Data excerpts
==================================================
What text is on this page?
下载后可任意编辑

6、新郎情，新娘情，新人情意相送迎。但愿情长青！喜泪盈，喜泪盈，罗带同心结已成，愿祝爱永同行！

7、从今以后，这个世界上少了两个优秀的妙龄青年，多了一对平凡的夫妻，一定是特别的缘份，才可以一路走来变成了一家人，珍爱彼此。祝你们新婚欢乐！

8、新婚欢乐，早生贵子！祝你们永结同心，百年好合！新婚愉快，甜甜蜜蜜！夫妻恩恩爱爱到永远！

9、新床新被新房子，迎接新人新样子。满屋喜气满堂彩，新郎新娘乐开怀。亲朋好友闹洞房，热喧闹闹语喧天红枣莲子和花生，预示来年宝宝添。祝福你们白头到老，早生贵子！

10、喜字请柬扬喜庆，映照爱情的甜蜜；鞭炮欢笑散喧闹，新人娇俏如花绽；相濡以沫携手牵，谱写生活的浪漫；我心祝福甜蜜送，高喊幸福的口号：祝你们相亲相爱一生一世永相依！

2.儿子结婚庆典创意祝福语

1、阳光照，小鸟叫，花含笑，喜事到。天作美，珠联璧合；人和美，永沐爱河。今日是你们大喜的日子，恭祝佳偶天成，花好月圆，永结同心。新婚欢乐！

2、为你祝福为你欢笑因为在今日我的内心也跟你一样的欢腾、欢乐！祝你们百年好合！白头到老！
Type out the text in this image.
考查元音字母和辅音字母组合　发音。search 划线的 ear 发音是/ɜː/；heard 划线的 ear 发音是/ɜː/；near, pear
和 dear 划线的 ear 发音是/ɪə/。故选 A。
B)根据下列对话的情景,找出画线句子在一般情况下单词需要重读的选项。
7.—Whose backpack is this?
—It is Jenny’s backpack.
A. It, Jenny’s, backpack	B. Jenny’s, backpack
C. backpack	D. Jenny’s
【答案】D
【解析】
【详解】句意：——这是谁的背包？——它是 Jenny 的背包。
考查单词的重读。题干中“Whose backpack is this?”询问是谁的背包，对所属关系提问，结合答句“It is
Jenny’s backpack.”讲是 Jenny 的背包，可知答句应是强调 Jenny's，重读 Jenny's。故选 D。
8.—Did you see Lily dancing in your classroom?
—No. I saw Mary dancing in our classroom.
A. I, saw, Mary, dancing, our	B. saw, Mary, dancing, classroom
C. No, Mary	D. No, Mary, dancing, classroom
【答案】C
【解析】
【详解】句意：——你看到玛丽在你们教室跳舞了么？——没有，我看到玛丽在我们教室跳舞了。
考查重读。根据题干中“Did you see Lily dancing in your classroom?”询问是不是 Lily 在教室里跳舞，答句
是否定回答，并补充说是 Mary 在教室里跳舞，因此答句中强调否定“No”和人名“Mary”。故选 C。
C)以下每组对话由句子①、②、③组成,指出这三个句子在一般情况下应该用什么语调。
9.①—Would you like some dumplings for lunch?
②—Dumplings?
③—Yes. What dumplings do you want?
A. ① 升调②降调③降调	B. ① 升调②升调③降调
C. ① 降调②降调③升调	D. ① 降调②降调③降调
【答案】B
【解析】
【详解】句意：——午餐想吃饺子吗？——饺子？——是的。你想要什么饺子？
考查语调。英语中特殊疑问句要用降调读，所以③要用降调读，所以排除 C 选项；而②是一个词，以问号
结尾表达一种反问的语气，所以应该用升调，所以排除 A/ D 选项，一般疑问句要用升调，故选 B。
==================================================
- Stated goal
Answer with a single number: the count of lines holding the word "在教室里跳舞".

- Reply
2